* _Problem to solve_: Find and copy each line of the records where the string "提高表面硬度和韧性" shows up.

(Data entries)

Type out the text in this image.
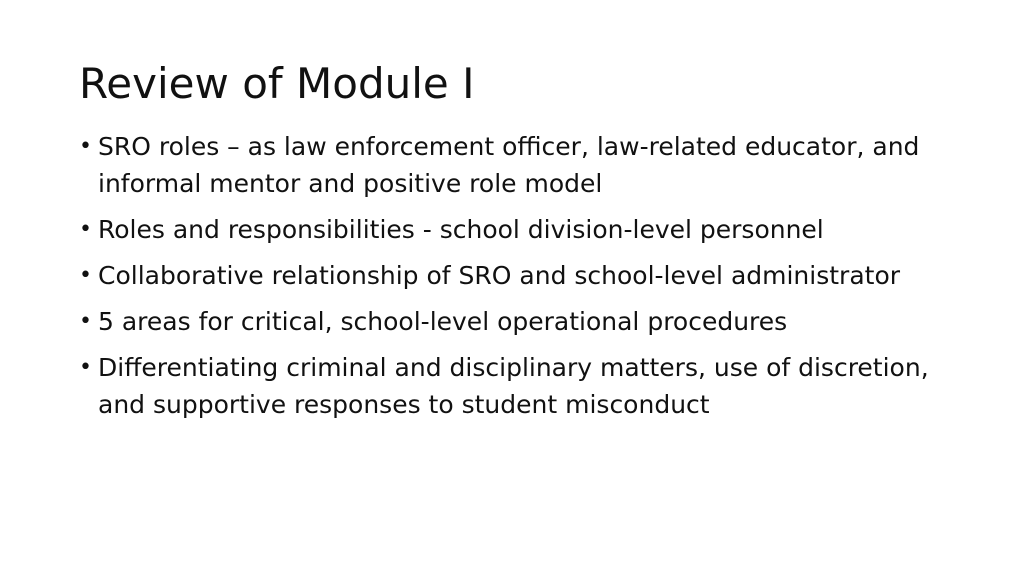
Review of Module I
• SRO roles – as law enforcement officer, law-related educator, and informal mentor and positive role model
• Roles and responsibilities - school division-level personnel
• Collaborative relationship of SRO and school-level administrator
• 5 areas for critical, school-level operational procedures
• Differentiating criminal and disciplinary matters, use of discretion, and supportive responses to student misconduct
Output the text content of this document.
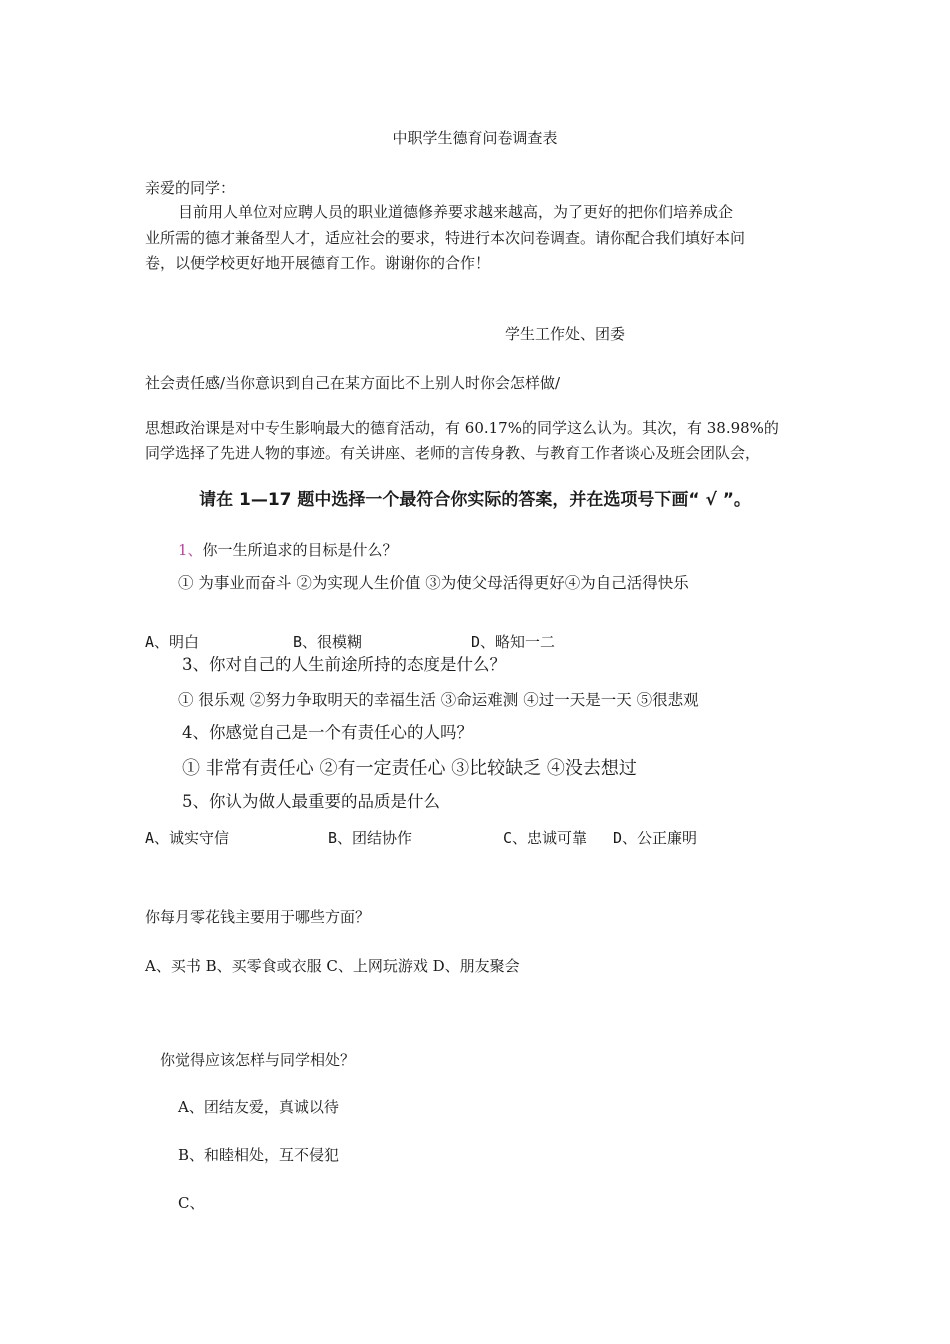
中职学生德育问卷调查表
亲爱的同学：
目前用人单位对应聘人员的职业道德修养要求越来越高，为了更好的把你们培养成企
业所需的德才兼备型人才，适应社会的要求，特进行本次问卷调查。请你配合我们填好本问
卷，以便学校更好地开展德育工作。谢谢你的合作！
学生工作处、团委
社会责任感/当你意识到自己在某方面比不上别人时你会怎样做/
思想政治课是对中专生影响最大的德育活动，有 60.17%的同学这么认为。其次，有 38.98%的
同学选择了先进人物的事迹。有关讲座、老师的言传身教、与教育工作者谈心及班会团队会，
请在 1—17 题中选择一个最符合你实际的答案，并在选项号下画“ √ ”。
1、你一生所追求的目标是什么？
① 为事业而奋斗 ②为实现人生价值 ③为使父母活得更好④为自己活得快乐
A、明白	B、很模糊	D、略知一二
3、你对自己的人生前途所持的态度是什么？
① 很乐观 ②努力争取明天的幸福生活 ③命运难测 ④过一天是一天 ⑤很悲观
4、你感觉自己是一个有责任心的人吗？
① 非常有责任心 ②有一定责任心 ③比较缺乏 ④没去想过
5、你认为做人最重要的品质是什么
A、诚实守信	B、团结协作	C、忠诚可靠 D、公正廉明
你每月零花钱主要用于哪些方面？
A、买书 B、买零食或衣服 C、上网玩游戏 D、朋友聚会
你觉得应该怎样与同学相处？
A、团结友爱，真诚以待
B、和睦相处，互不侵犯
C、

* * *

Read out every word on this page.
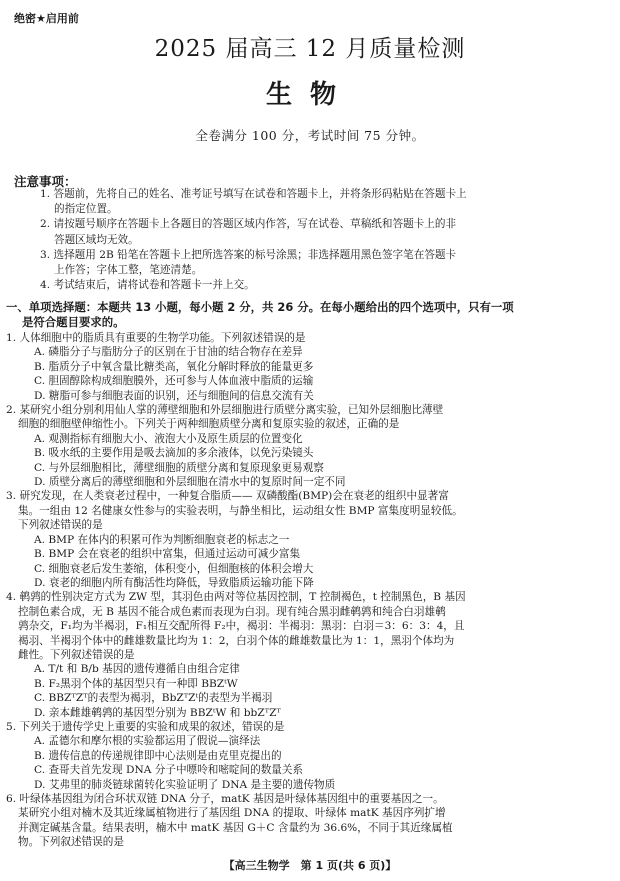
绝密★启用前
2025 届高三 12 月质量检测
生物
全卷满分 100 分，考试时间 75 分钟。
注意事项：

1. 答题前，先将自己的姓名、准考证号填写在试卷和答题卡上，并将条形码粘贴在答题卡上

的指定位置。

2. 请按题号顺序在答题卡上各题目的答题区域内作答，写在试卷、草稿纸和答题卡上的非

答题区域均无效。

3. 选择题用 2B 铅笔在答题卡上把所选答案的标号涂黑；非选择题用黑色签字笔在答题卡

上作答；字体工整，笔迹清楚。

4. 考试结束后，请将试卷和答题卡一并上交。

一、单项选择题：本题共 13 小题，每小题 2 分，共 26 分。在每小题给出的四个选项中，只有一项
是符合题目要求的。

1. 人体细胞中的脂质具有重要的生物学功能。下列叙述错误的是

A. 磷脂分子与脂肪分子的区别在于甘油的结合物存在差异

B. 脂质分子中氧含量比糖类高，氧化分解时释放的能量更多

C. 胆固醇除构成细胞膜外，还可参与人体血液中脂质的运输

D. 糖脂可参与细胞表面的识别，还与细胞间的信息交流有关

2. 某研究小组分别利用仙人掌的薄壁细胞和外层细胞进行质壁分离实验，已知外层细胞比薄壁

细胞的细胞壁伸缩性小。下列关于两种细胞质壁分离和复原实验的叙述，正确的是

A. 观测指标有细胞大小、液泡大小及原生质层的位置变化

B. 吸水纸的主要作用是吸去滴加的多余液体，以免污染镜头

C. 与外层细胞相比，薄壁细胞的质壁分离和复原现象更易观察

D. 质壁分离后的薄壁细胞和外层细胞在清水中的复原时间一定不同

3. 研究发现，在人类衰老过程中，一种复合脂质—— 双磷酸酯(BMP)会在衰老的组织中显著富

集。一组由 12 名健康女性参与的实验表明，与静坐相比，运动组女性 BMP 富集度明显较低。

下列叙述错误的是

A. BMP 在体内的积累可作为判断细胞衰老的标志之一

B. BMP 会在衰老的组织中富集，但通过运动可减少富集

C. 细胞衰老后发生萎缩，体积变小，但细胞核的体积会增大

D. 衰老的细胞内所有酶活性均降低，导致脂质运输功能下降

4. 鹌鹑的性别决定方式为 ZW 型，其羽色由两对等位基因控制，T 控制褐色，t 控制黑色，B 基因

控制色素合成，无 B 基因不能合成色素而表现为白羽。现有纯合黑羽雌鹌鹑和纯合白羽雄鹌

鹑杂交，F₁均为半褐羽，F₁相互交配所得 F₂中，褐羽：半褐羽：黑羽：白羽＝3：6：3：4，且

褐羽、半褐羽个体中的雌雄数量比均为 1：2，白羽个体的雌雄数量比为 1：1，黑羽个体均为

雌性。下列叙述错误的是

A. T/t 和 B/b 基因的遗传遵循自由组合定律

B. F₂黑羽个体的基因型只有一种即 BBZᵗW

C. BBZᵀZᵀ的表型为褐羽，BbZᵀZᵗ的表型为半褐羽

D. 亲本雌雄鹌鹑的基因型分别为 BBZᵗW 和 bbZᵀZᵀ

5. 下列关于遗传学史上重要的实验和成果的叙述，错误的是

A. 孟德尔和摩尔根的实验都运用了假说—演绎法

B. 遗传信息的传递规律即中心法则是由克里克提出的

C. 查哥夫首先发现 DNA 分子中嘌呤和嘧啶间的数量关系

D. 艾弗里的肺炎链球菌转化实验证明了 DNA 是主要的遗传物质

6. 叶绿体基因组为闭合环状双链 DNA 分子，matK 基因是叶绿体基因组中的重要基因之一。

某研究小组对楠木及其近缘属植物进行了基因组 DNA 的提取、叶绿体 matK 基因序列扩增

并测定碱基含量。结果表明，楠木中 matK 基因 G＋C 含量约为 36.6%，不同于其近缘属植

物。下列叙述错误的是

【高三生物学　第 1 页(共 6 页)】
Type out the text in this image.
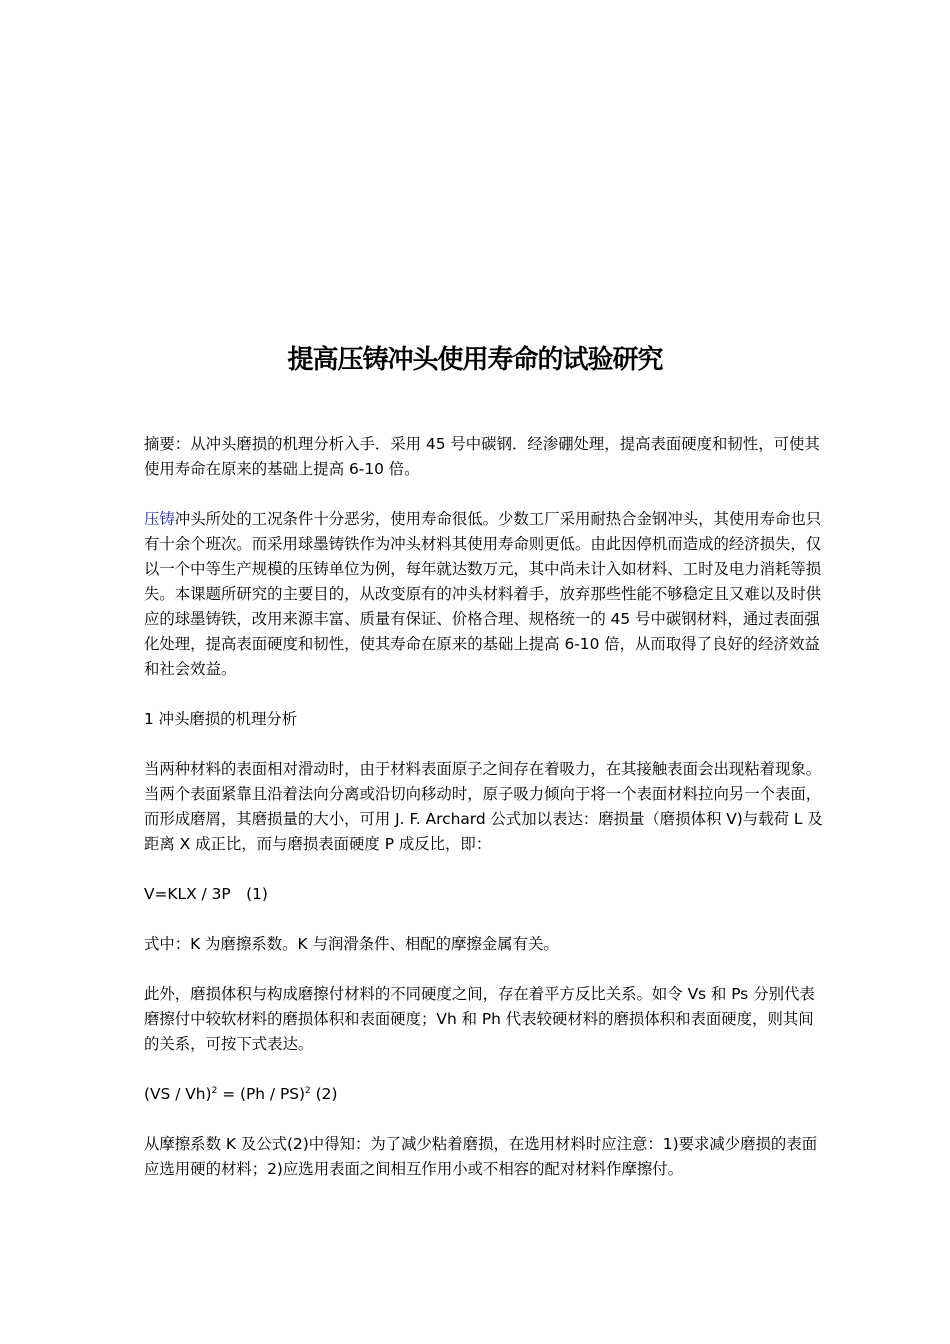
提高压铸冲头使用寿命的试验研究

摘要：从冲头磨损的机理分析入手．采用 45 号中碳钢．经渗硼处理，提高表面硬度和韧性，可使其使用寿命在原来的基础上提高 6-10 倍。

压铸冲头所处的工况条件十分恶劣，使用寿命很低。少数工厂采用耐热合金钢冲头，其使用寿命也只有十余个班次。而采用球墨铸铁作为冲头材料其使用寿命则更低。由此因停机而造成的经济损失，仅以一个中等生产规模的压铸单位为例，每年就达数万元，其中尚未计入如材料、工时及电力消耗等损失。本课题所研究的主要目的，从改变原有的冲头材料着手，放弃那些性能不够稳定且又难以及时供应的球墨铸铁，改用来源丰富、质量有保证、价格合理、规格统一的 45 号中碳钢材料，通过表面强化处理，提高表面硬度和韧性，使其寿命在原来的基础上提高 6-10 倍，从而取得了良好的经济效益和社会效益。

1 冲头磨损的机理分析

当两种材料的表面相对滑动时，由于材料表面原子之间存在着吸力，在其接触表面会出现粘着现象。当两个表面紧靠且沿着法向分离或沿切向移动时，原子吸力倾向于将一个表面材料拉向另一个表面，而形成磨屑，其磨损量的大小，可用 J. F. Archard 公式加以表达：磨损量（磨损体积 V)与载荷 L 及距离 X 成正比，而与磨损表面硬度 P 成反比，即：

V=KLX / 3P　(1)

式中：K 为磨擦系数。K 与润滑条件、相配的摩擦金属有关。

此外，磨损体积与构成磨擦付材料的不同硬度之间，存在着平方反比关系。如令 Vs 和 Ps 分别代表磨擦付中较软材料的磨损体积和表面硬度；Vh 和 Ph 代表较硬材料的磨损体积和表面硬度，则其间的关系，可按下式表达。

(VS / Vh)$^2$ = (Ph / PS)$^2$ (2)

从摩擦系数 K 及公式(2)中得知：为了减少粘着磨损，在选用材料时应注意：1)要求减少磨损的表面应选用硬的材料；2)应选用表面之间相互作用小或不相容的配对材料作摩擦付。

* _Expected output_:
摘要：从冲头磨损的机理分析入手．采用 45 号中碳钢．经渗硼处理，提高表面硬度和韧性，可使其使用寿命在原来的基础上提高 6-10 倍。
压铸冲头所处的工况条件十分恶劣，使用寿命很低。少数工厂采用耐热合金钢冲头，其使用寿命也只有十余个班次。而采用球墨铸铁作为冲头材料其使用寿命则更低。由此因停机而造成的经济损失，仅以一个中等生产规模的压铸单位为例，每年就达数万元，其中尚未计入如材料、工时及电力消耗等损失。本课题所研究的主要目的，从改变原有的冲头材料着手，放弃那些性能不够稳定且又难以及时供应的球墨铸铁，改用来源丰富、质量有保证、价格合理、规格统一的 45 号中碳钢材料，通过表面强化处理，提高表面硬度和韧性，使其寿命在原来的基础上提高 6-10 倍，从而取得了良好的经济效益和社会效益。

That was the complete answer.